## INSTRUCTIONS TO FOLLOW
The entries need to be copied exactly.

***** PROVIDED ENTRIES

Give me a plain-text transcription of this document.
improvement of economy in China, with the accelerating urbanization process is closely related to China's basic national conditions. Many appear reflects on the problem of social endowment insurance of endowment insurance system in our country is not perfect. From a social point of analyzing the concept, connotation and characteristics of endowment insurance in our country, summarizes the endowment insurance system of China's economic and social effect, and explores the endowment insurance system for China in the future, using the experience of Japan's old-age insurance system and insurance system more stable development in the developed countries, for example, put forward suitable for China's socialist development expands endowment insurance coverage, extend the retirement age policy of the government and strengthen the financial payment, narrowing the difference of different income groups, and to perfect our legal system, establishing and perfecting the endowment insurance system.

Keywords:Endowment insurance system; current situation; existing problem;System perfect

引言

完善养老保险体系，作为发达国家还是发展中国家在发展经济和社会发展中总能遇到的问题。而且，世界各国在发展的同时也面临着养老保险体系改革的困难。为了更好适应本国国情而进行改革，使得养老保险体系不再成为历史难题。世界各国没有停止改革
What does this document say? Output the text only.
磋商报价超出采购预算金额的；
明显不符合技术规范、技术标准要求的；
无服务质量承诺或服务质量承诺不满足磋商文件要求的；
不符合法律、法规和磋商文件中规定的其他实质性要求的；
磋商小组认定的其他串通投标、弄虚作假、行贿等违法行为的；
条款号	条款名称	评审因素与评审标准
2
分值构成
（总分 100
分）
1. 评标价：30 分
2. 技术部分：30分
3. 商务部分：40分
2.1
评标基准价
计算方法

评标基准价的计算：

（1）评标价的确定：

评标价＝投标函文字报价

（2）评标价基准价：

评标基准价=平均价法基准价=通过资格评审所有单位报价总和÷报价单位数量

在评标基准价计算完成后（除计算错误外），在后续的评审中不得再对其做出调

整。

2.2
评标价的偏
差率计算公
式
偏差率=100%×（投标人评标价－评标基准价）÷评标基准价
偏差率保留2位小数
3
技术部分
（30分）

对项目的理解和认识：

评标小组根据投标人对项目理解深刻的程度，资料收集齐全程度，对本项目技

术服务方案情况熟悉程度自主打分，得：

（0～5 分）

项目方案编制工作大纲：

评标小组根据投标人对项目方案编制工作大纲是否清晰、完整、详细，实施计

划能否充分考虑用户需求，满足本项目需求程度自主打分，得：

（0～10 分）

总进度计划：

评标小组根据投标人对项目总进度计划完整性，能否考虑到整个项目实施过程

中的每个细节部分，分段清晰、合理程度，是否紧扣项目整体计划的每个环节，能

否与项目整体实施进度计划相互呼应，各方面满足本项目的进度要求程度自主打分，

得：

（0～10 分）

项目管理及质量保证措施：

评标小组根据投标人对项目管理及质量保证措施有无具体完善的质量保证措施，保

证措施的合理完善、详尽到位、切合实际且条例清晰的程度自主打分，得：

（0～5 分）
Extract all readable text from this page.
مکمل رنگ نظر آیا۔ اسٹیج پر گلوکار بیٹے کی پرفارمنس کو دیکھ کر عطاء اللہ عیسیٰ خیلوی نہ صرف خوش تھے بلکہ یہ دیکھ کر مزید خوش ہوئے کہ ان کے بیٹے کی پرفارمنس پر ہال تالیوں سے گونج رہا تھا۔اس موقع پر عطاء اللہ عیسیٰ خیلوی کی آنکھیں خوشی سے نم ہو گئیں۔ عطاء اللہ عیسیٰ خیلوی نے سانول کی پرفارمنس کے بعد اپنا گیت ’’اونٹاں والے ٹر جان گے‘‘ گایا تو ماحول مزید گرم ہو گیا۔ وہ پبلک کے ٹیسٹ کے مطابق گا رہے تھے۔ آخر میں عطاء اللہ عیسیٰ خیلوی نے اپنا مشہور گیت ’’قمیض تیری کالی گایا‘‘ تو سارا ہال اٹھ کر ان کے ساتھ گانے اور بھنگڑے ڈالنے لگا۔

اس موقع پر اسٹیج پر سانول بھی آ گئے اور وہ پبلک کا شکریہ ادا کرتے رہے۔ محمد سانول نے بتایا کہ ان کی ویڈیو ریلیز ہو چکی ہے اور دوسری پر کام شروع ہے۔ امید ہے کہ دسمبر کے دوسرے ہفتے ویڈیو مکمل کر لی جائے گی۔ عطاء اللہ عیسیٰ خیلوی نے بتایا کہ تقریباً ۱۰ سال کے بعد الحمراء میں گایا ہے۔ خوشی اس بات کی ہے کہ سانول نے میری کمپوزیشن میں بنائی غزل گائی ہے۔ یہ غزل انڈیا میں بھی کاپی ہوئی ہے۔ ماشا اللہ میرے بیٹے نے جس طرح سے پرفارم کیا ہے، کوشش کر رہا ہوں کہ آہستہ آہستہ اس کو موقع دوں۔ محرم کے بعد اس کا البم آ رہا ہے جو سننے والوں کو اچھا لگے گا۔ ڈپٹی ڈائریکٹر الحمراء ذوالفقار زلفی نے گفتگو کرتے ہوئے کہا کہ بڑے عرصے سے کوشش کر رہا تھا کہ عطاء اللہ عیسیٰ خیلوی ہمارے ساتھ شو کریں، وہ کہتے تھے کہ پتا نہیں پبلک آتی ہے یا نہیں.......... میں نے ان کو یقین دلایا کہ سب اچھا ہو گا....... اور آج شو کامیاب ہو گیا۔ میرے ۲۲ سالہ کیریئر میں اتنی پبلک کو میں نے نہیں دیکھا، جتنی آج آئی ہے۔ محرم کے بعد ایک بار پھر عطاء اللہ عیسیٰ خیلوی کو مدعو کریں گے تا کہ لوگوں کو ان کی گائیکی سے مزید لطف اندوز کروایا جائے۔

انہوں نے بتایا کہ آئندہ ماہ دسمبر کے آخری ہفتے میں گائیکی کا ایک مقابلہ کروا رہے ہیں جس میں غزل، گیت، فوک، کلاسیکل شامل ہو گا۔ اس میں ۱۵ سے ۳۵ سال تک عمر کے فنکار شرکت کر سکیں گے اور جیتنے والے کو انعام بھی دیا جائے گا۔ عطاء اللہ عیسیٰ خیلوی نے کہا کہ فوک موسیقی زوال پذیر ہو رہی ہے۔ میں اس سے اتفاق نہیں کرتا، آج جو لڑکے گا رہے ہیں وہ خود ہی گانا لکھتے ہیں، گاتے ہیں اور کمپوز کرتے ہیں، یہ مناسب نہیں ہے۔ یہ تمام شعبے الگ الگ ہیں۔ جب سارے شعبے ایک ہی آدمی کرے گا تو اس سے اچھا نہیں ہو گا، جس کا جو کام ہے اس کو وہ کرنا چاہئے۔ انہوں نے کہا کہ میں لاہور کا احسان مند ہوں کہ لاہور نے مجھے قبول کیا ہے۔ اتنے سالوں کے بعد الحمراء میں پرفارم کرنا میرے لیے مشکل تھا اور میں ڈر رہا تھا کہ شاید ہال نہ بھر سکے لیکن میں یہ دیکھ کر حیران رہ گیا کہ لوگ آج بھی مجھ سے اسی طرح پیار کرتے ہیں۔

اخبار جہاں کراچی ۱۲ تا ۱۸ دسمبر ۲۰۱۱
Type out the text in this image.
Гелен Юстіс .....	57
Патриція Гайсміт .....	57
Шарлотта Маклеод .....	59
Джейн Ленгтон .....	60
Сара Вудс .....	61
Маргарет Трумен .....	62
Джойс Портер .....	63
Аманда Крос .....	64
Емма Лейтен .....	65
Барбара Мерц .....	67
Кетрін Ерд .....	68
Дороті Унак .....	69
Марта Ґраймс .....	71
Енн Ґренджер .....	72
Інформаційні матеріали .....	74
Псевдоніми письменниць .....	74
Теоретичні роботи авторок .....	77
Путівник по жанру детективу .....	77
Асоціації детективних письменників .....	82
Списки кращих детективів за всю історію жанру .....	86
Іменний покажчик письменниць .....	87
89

**********

## RESPONSE BELOW
Give me a plain-text transcription of this document.
improvement of economy in China, with the accelerating urbanization process is closely related to China's basic national conditions. Many appear reflects on the problem of social endowment insurance of endowment insurance system in our country is not perfect. From a social point of analyzing the concept, connotation and characteristics of endowment insurance in our country, summarizes the endowment insurance system of China's economic and social effect, and explores the endowment insurance system for China in the future, using the experience of Japan's old-age insurance system and insurance system more stable development in the developed countries, for example, put forward suitable for China's socialist development expands endowment insurance coverage, extend the retirement age policy of the government and strengthen the financial payment, narrowing the difference of different income groups, and to perfect our legal system, establishing and perfecting the endowment insurance system.

Keywords:Endowment insurance system; current situation; existing problem;System perfect

引言

完善养老保险体系，作为发达国家还是发展中国家在发展经济和社会发展中总能遇到的问题。而且，世界各国在发展的同时也面临着养老保险体系改革的困难。为了更好适应本国国情而进行改革，使得养老保险体系不再成为历史难题。世界各国没有停止改革
What does this document say? Output the text only.
磋商报价超出采购预算金额的；
明显不符合技术规范、技术标准要求的；
无服务质量承诺或服务质量承诺不满足磋商文件要求的；
不符合法律、法规和磋商文件中规定的其他实质性要求的；
磋商小组认定的其他串通投标、弄虚作假、行贿等违法行为的；
条款号	条款名称	评审因素与评审标准
2
分值构成
（总分 100
分）
1. 评标价：30 分
2. 技术部分：30分
3. 商务部分：40分
2.1
评标基准价
计算方法

评标基准价的计算：

（1）评标价的确定：

评标价＝投标函文字报价

（2）评标价基准价：

评标基准价=平均价法基准价=通过资格评审所有单位报价总和÷报价单位数量

在评标基准价计算完成后（除计算错误外），在后续的评审中不得再对其做出调

整。

2.2
评标价的偏
差率计算公
式
偏差率=100%×（投标人评标价－评标基准价）÷评标基准价
偏差率保留2位小数
3
技术部分
（30分）

对项目的理解和认识：

评标小组根据投标人对项目理解深刻的程度，资料收集齐全程度，对本项目技

术服务方案情况熟悉程度自主打分，得：

（0～5 分）

项目方案编制工作大纲：

评标小组根据投标人对项目方案编制工作大纲是否清晰、完整、详细，实施计

划能否充分考虑用户需求，满足本项目需求程度自主打分，得：

（0～10 分）

总进度计划：

评标小组根据投标人对项目总进度计划完整性，能否考虑到整个项目实施过程

中的每个细节部分，分段清晰、合理程度，是否紧扣项目整体计划的每个环节，能

否与项目整体实施进度计划相互呼应，各方面满足本项目的进度要求程度自主打分，

得：

（0～10 分）

项目管理及质量保证措施：

评标小组根据投标人对项目管理及质量保证措施有无具体完善的质量保证措施，保

证措施的合理完善、详尽到位、切合实际且条例清晰的程度自主打分，得：

（0～5 分）
Extract all readable text from this page.
مکمل رنگ نظر آیا۔ اسٹیج پر گلوکار بیٹے کی پرفارمنس کو دیکھ کر عطاء اللہ عیسیٰ خیلوی نہ صرف خوش تھے بلکہ یہ دیکھ کر مزید خوش ہوئے کہ ان کے بیٹے کی پرفارمنس پر ہال تالیوں سے گونج رہا تھا۔اس موقع پر عطاء اللہ عیسیٰ خیلوی کی آنکھیں خوشی سے نم ہو گئیں۔ عطاء اللہ عیسیٰ خیلوی نے سانول کی پرفارمنس کے بعد اپنا گیت ’’اونٹاں والے ٹر جان گے‘‘ گایا تو ماحول مزید گرم ہو گیا۔ وہ پبلک کے ٹیسٹ کے مطابق گا رہے تھے۔ آخر میں عطاء اللہ عیسیٰ خیلوی نے اپنا مشہور گیت ’’قمیض تیری کالی گایا‘‘ تو سارا ہال اٹھ کر ان کے ساتھ گانے اور بھنگڑے ڈالنے لگا۔

اس موقع پر اسٹیج پر سانول بھی آ گئے اور وہ پبلک کا شکریہ ادا کرتے رہے۔ محمد سانول نے بتایا کہ ان کی ویڈیو ریلیز ہو چکی ہے اور دوسری پر کام شروع ہے۔ امید ہے کہ دسمبر کے دوسرے ہفتے ویڈیو مکمل کر لی جائے گی۔ عطاء اللہ عیسیٰ خیلوی نے بتایا کہ تقریباً ۱۰ سال کے بعد الحمراء میں گایا ہے۔ خوشی اس بات کی ہے کہ سانول نے میری کمپوزیشن میں بنائی غزل گائی ہے۔ یہ غزل انڈیا میں بھی کاپی ہوئی ہے۔ ماشا اللہ میرے بیٹے نے جس طرح سے پرفارم کیا ہے، کوشش کر رہا ہوں کہ آہستہ آہستہ اس کو موقع دوں۔ محرم کے بعد اس کا البم آ رہا ہے جو سننے والوں کو اچھا لگے گا۔ ڈپٹی ڈائریکٹر الحمراء ذوالفقار زلفی نے گفتگو کرتے ہوئے کہا کہ بڑے عرصے سے کوشش کر رہا تھا کہ عطاء اللہ عیسیٰ خیلوی ہمارے ساتھ شو کریں، وہ کہتے تھے کہ پتا نہیں پبلک آتی ہے یا نہیں.......... میں نے ان کو یقین دلایا کہ سب اچھا ہو گا....... اور آج شو کامیاب ہو گیا۔ میرے ۲۲ سالہ کیریئر میں اتنی پبلک کو میں نے نہیں دیکھا، جتنی آج آئی ہے۔ محرم کے بعد ایک بار پھر عطاء اللہ عیسیٰ خیلوی کو مدعو کریں گے تا کہ لوگوں کو ان کی گائیکی سے مزید لطف اندوز کروایا جائے۔

انہوں نے بتایا کہ آئندہ ماہ دسمبر کے آخری ہفتے میں گائیکی کا ایک مقابلہ کروا رہے ہیں جس میں غزل، گیت، فوک، کلاسیکل شامل ہو گا۔ اس میں ۱۵ سے ۳۵ سال تک عمر کے فنکار شرکت کر سکیں گے اور جیتنے والے کو انعام بھی دیا جائے گا۔ عطاء اللہ عیسیٰ خیلوی نے کہا کہ فوک موسیقی زوال پذیر ہو رہی ہے۔ میں اس سے اتفاق نہیں کرتا، آج جو لڑکے گا رہے ہیں وہ خود ہی گانا لکھتے ہیں، گاتے ہیں اور کمپوز کرتے ہیں، یہ مناسب نہیں ہے۔ یہ تمام شعبے الگ الگ ہیں۔ جب سارے شعبے ایک ہی آدمی کرے گا تو اس سے اچھا نہیں ہو گا، جس کا جو کام ہے اس کو وہ کرنا چاہئے۔ انہوں نے کہا کہ میں لاہور کا احسان مند ہوں کہ لاہور نے مجھے قبول کیا ہے۔ اتنے سالوں کے بعد الحمراء میں پرفارم کرنا میرے لیے مشکل تھا اور میں ڈر رہا تھا کہ شاید ہال نہ بھر سکے لیکن میں یہ دیکھ کر حیران رہ گیا کہ لوگ آج بھی مجھ سے اسی طرح پیار کرتے ہیں۔

اخبار جہاں کراچی ۱۲ تا ۱۸ دسمبر ۲۰۱۱
Type out the text in this image.
Гелен Юстіс .....	57
Патриція Гайсміт .....	57
Шарлотта Маклеод .....	59
Джейн Ленгтон .....	60
Сара Вудс .....	61
Маргарет Трумен .....	62
Джойс Портер .....	63
Аманда Крос .....	64
Емма Лейтен .....	65
Барбара Мерц .....	67
Кетрін Ерд .....	68
Дороті Унак .....	69
Марта Ґраймс .....	71
Енн Ґренджер .....	72
Інформаційні матеріали .....	74
Псевдоніми письменниць .....	74
Теоретичні роботи авторок .....	77
Путівник по жанру детективу .....	77
Асоціації детективних письменників .....	82
Списки кращих детективів за всю історію жанру .....	86
Іменний покажчик письменниць .....	87
89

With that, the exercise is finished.